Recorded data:

**********

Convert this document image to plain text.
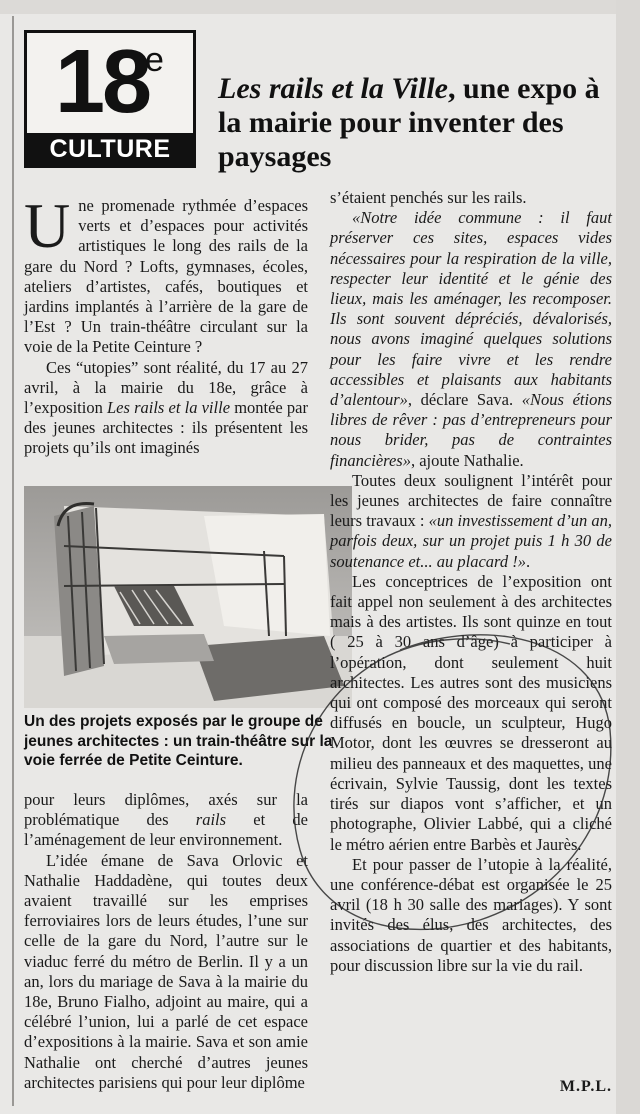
18
e
CULTURE
Les rails et la Ville, une expo à la mairie pour inventer des paysages

Une promenade rythmée d’espaces verts et d’espaces pour activités artistiques le long des rails de la gare du Nord ? Lofts, gymnases, écoles, ateliers d’artistes, cafés, boutiques et jardins implantés à l’arrière de la gare de l’Est ? Un train-théâtre circulant sur la voie de la Petite Ceinture ?

Ces “utopies” sont réalité, du 17 au 27 avril, à la mairie du 18e, grâce à l’exposition Les rails et la ville montée par des jeunes architectes : ils présentent les projets qu’ils ont imaginés

Un des projets exposés par le groupe de jeunes architectes : un train-théâtre sur la voie ferrée de Petite Ceinture.

pour leurs diplômes, axés sur la problématique des rails et de l’aménagement de leur environnement.

L’idée émane de Sava Orlovic et Nathalie Haddadène, qui toutes deux avaient travaillé sur les emprises ferroviaires lors de leurs études, l’une sur celle de la gare du Nord, l’autre sur le viaduc ferré du métro de Berlin. Il y a un an, lors du mariage de Sava à la mairie du 18e, Bruno Fialho, adjoint au maire, qui a célébré l’union, lui a parlé de cet espace d’expositions à la mairie. Sava et son amie Nathalie ont cherché d’autres jeunes architectes parisiens qui pour leur diplôme

s’étaient penchés sur les rails.

«Notre idée commune : il faut préserver ces sites, espaces vides nécessaires pour la respiration de la ville, respecter leur identité et le génie des lieux, mais les aménager, les recomposer. Ils sont souvent dépréciés, dévalorisés, nous avons imaginé quelques solutions pour les faire vivre et les rendre accessibles et plaisants aux habitants d’alentour», déclare Sava. «Nous étions libres de rêver : pas d’entrepreneurs pour nous brider, pas de contraintes financières», ajoute Nathalie.

Toutes deux soulignent l’intérêt pour les jeunes architectes de faire connaître leurs travaux : «un investissement d’un an, parfois deux, sur un projet puis 1 h 30 de soutenance et... au placard !».

Les conceptrices de l’exposition ont fait appel non seulement à des architectes mais à des artistes. Ils sont quinze en tout ( 25 à 30 ans d’âge) à participer à l’opération, dont seulement huit architectes. Les autres sont des musiciens qui ont composé des morceaux qui seront diffusés en boucle, un sculpteur, Hugo Motor, dont les œuvres se dresseront au milieu des panneaux et des maquettes, une écrivain, Sylvie Taussig, dont les textes tirés sur diapos vont s’afficher, et un photographe, Olivier Labbé, qui a cliché le métro aérien entre Barbès et Jaurès.

Et pour passer de l’utopie à la réalité, une conférence-débat est organisée le 25 avril (18 h 30 salle des mariages). Y sont invités des élus, des architectes, des associations de quartier et des habitants, pour discussion libre sur la vie du rail.

M.P.L.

**********

Written instruction: Omit the pictures and give the material again, exactly and in full.

Reply:
Convert this document image to plain text.
18
e
CULTURE
Les rails et la Ville, une expo à la mairie pour inventer des paysages

Une promenade rythmée d’espaces verts et d’espaces pour activités artistiques le long des rails de la gare du Nord ? Lofts, gymnases, écoles, ateliers d’artistes, cafés, boutiques et jardins implantés à l’arrière de la gare de l’Est ? Un train-théâtre circulant sur la voie de la Petite Ceinture ?

Ces “utopies” sont réalité, du 17 au 27 avril, à la mairie du 18e, grâce à l’exposition Les rails et la ville montée par des jeunes architectes : ils présentent les projets qu’ils ont imaginés

Un des projets exposés par le groupe de jeunes architectes : un train-théâtre sur la voie ferrée de Petite Ceinture.

pour leurs diplômes, axés sur la problématique des rails et de l’aménagement de leur environnement.

L’idée émane de Sava Orlovic et Nathalie Haddadène, qui toutes deux avaient travaillé sur les emprises ferroviaires lors de leurs études, l’une sur celle de la gare du Nord, l’autre sur le viaduc ferré du métro de Berlin. Il y a un an, lors du mariage de Sava à la mairie du 18e, Bruno Fialho, adjoint au maire, qui a célébré l’union, lui a parlé de cet espace d’expositions à la mairie. Sava et son amie Nathalie ont cherché d’autres jeunes architectes parisiens qui pour leur diplôme

s’étaient penchés sur les rails.

«Notre idée commune : il faut préserver ces sites, espaces vides nécessaires pour la respiration de la ville, respecter leur identité et le génie des lieux, mais les aménager, les recomposer. Ils sont souvent dépréciés, dévalorisés, nous avons imaginé quelques solutions pour les faire vivre et les rendre accessibles et plaisants aux habitants d’alentour», déclare Sava. «Nous étions libres de rêver : pas d’entrepreneurs pour nous brider, pas de contraintes financières», ajoute Nathalie.

Toutes deux soulignent l’intérêt pour les jeunes architectes de faire connaître leurs travaux : «un investissement d’un an, parfois deux, sur un projet puis 1 h 30 de soutenance et... au placard !».

Les conceptrices de l’exposition ont fait appel non seulement à des architectes mais à des artistes. Ils sont quinze en tout ( 25 à 30 ans d’âge) à participer à l’opération, dont seulement huit architectes. Les autres sont des musiciens qui ont composé des morceaux qui seront diffusés en boucle, un sculpteur, Hugo Motor, dont les œuvres se dresseront au milieu des panneaux et des maquettes, une écrivain, Sylvie Taussig, dont les textes tirés sur diapos vont s’afficher, et un photographe, Olivier Labbé, qui a cliché le métro aérien entre Barbès et Jaurès.

Et pour passer de l’utopie à la réalité, une conférence-débat est organisée le 25 avril (18 h 30 salle des mariages). Y sont invités des élus, des architectes, des associations de quartier et des habitants, pour discussion libre sur la vie du rail.

M.P.L.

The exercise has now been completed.